**REQUIRED WORK**.
Set down all of the data exactly as it appears.

**TASK INPUT**.
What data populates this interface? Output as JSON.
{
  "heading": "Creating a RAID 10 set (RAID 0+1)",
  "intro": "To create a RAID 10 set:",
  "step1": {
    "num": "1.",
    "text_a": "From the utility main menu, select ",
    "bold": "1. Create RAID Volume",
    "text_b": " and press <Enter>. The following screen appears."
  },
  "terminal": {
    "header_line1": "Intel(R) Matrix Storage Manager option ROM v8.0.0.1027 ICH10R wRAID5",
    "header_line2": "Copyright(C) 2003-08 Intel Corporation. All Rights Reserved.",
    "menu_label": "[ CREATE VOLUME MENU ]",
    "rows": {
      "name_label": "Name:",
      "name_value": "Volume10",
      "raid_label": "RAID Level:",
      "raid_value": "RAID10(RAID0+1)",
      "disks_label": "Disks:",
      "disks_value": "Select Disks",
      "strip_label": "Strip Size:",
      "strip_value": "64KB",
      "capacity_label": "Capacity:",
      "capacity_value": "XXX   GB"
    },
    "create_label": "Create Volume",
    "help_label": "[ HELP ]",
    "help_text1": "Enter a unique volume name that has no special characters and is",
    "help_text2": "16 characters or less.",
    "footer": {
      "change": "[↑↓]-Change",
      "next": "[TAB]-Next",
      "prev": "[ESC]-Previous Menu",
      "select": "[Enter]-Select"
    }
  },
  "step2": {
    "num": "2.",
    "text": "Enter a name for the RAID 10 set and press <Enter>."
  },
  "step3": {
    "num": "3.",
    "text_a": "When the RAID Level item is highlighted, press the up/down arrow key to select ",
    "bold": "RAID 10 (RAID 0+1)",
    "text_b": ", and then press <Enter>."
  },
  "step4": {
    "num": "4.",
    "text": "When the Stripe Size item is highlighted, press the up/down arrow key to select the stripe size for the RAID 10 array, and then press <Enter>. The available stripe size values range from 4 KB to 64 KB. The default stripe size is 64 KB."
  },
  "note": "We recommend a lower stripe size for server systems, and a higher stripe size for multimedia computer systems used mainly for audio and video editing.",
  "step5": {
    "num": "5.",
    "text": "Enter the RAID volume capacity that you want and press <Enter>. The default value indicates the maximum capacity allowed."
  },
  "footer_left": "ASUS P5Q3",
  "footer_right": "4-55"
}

**TASK ANSWER**.
What data populates this interface? Output as JSON.
{
  "heading": "Creating a RAID 10 set (RAID 0+1)",
  "intro": "To create a RAID 10 set:",
  "step1": {
    "num": "1.",
    "text_a": "From the utility main menu, select ",
    "bold": "1. Create RAID Volume",
    "text_b": " and press <Enter>. The following screen appears."
  },
  "terminal": {
    "header_line1": "Intel(R) Matrix Storage Manager option ROM v8.0.0.1027 ICH10R wRAID5",
    "header_line2": "Copyright(C) 2003-08 Intel Corporation. All Rights Reserved.",
    "menu_label": "[ CREATE VOLUME MENU ]",
    "rows": {
      "name_label": "Name:",
      "name_value": "Volume10",
      "raid_label": "RAID Level:",
      "raid_value": "RAID10(RAID0+1)",
      "disks_label": "Disks:",
      "disks_value": "Select Disks",
      "strip_label": "Strip Size:",
      "strip_value": "64KB",
      "capacity_label": "Capacity:",
      "capacity_value": "XXX   GB"
    },
    "create_label": "Create Volume",
    "help_label": "[ HELP ]",
    "help_text1": "Enter a unique volume name that has no special characters and is",
    "help_text2": "16 characters or less.",
    "footer": {
      "change": "[↑↓]-Change",
      "next": "[TAB]-Next",
      "prev": "[ESC]-Previous Menu",
      "select": "[Enter]-Select"
    }
  },
  "step2": {
    "num": "2.",
    "text": "Enter a name for the RAID 10 set and press <Enter>."
  },
  "step3": {
    "num": "3.",
    "text_a": "When the RAID Level item is highlighted, press the up/down arrow key to select ",
    "bold": "RAID 10 (RAID 0+1)",
    "text_b": ", and then press <Enter>."
  },
  "step4": {
    "num": "4.",
    "text": "When the Stripe Size item is highlighted, press the up/down arrow key to select the stripe size for the RAID 10 array, and then press <Enter>. The available stripe size values range from 4 KB to 64 KB. The default stripe size is 64 KB."
  },
  "note": "We recommend a lower stripe size for server systems, and a higher stripe size for multimedia computer systems used mainly for audio and video editing.",
  "step5": {
    "num": "5.",
    "text": "Enter the RAID volume capacity that you want and press <Enter>. The default value indicates the maximum capacity allowed."
  },
  "footer_left": "ASUS P5Q3",
  "footer_right": "4-55"
}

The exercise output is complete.